WRITTEN INSTRUCTION
Reproduce every row below line for line and character for character, but omit the pictures.

== DATA PROVIDED

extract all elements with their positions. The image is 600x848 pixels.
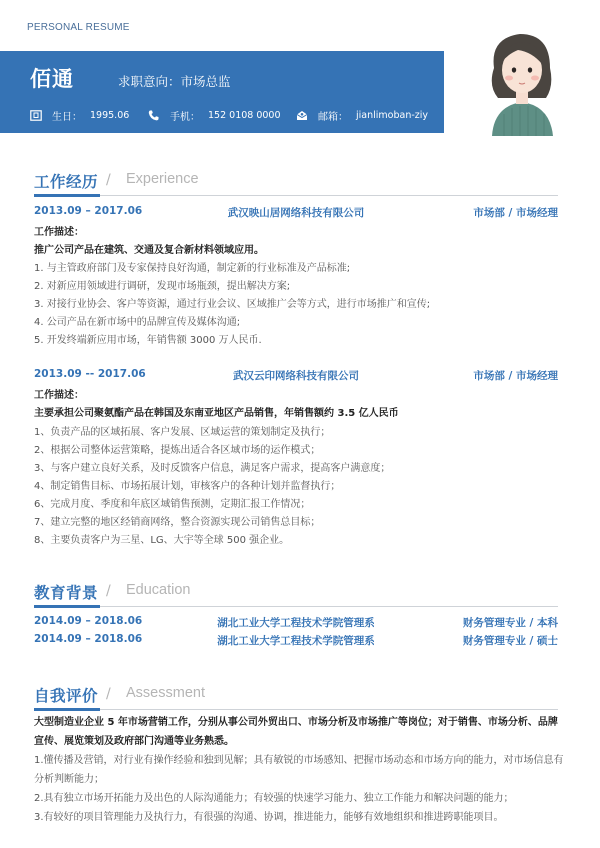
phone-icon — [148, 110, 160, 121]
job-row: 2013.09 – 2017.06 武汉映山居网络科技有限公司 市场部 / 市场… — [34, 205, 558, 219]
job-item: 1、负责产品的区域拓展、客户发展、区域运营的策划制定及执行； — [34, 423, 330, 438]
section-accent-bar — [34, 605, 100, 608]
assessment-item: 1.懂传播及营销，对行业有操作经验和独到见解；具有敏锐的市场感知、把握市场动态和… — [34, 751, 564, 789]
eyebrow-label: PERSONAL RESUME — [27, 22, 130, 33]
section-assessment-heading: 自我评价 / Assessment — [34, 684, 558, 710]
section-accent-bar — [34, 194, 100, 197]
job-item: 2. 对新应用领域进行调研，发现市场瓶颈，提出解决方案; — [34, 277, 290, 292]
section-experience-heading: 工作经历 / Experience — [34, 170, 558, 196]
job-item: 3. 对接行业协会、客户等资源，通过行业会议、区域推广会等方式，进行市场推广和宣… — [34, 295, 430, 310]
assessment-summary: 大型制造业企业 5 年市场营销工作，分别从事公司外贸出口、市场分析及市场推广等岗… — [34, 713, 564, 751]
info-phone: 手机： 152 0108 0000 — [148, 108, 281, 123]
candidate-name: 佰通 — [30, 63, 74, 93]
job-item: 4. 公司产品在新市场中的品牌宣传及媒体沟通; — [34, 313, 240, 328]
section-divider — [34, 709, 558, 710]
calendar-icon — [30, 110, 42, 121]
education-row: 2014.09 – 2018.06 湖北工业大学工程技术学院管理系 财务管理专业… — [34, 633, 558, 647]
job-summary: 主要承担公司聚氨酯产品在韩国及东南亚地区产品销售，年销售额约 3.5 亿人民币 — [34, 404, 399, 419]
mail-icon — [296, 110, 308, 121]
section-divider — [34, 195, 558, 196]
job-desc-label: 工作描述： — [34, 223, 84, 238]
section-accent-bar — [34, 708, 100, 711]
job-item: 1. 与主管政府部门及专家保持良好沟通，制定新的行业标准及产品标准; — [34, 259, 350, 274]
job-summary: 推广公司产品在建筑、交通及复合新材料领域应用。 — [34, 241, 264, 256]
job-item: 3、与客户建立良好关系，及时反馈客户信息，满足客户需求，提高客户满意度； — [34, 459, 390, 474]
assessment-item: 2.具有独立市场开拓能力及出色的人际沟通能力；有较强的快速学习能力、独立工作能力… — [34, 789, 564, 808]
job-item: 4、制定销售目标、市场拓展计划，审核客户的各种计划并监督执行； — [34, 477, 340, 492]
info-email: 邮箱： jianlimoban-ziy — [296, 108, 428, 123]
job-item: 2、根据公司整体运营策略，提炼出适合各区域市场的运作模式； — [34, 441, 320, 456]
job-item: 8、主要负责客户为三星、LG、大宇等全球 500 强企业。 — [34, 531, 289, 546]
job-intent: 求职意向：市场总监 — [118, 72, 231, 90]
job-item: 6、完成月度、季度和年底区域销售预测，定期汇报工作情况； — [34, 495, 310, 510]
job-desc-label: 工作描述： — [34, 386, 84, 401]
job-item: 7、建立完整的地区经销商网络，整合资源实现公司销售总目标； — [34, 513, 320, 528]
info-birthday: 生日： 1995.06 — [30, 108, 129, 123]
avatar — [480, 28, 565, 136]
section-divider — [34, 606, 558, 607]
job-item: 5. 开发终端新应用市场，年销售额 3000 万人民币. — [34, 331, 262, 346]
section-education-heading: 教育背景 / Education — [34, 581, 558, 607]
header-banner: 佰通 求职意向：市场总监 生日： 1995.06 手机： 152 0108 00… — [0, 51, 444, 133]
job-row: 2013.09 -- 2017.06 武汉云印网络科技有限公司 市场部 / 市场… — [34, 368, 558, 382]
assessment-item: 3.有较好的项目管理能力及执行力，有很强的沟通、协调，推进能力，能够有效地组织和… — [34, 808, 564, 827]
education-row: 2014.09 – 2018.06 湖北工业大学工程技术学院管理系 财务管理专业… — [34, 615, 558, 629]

====

SOLUTION TO THIS PROBLEM
extract all elements with their positions. The image is 600x848 pixels.
phone-icon — [148, 110, 160, 121]
job-row: 2013.09 – 2017.06 武汉映山居网络科技有限公司 市场部 / 市场… — [34, 205, 558, 219]
job-item: 1、负责产品的区域拓展、客户发展、区域运营的策划制定及执行； — [34, 423, 330, 438]
section-accent-bar — [34, 605, 100, 608]
assessment-item: 1.懂传播及营销，对行业有操作经验和独到见解；具有敏锐的市场感知、把握市场动态和… — [34, 751, 564, 789]
eyebrow-label: PERSONAL RESUME — [27, 22, 130, 33]
section-assessment-heading: 自我评价 / Assessment — [34, 684, 558, 710]
section-accent-bar — [34, 194, 100, 197]
job-item: 2. 对新应用领域进行调研，发现市场瓶颈，提出解决方案; — [34, 277, 290, 292]
section-experience-heading: 工作经历 / Experience — [34, 170, 558, 196]
job-item: 3. 对接行业协会、客户等资源，通过行业会议、区域推广会等方式，进行市场推广和宣… — [34, 295, 430, 310]
assessment-summary: 大型制造业企业 5 年市场营销工作，分别从事公司外贸出口、市场分析及市场推广等岗… — [34, 713, 564, 751]
info-phone: 手机： 152 0108 0000 — [148, 108, 281, 123]
candidate-name: 佰通 — [30, 63, 74, 93]
job-item: 4. 公司产品在新市场中的品牌宣传及媒体沟通; — [34, 313, 240, 328]
section-divider — [34, 709, 558, 710]
calendar-icon — [30, 110, 42, 121]
education-row: 2014.09 – 2018.06 湖北工业大学工程技术学院管理系 财务管理专业… — [34, 633, 558, 647]
job-summary: 主要承担公司聚氨酯产品在韩国及东南亚地区产品销售，年销售额约 3.5 亿人民币 — [34, 404, 399, 419]
mail-icon — [296, 110, 308, 121]
section-divider — [34, 195, 558, 196]
job-desc-label: 工作描述： — [34, 223, 84, 238]
section-accent-bar — [34, 708, 100, 711]
job-item: 1. 与主管政府部门及专家保持良好沟通，制定新的行业标准及产品标准; — [34, 259, 350, 274]
job-summary: 推广公司产品在建筑、交通及复合新材料领域应用。 — [34, 241, 264, 256]
job-item: 3、与客户建立良好关系，及时反馈客户信息，满足客户需求，提高客户满意度； — [34, 459, 390, 474]
assessment-item: 2.具有独立市场开拓能力及出色的人际沟通能力；有较强的快速学习能力、独立工作能力… — [34, 789, 564, 808]
job-item: 4、制定销售目标、市场拓展计划，审核客户的各种计划并监督执行； — [34, 477, 340, 492]
info-email: 邮箱： jianlimoban-ziy — [296, 108, 428, 123]
job-item: 2、根据公司整体运营策略，提炼出适合各区域市场的运作模式； — [34, 441, 320, 456]
job-item: 8、主要负责客户为三星、LG、大宇等全球 500 强企业。 — [34, 531, 289, 546]
job-intent: 求职意向：市场总监 — [118, 72, 231, 90]
job-item: 6、完成月度、季度和年底区域销售预测，定期汇报工作情况； — [34, 495, 310, 510]
job-desc-label: 工作描述： — [34, 386, 84, 401]
job-item: 7、建立完整的地区经销商网络，整合资源实现公司销售总目标； — [34, 513, 320, 528]
info-birthday: 生日： 1995.06 — [30, 108, 129, 123]
avatar — [480, 28, 565, 136]
section-divider — [34, 606, 558, 607]
job-item: 5. 开发终端新应用市场，年销售额 3000 万人民币. — [34, 331, 262, 346]
section-education-heading: 教育背景 / Education — [34, 581, 558, 607]
header-banner: 佰通 求职意向：市场总监 生日： 1995.06 手机： 152 0108 00… — [0, 51, 444, 133]
job-row: 2013.09 -- 2017.06 武汉云印网络科技有限公司 市场部 / 市场… — [34, 368, 558, 382]
assessment-item: 3.有较好的项目管理能力及执行力，有很强的沟通、协调，推进能力，能够有效地组织和… — [34, 808, 564, 827]
education-row: 2014.09 – 2018.06 湖北工业大学工程技术学院管理系 财务管理专业… — [34, 615, 558, 629]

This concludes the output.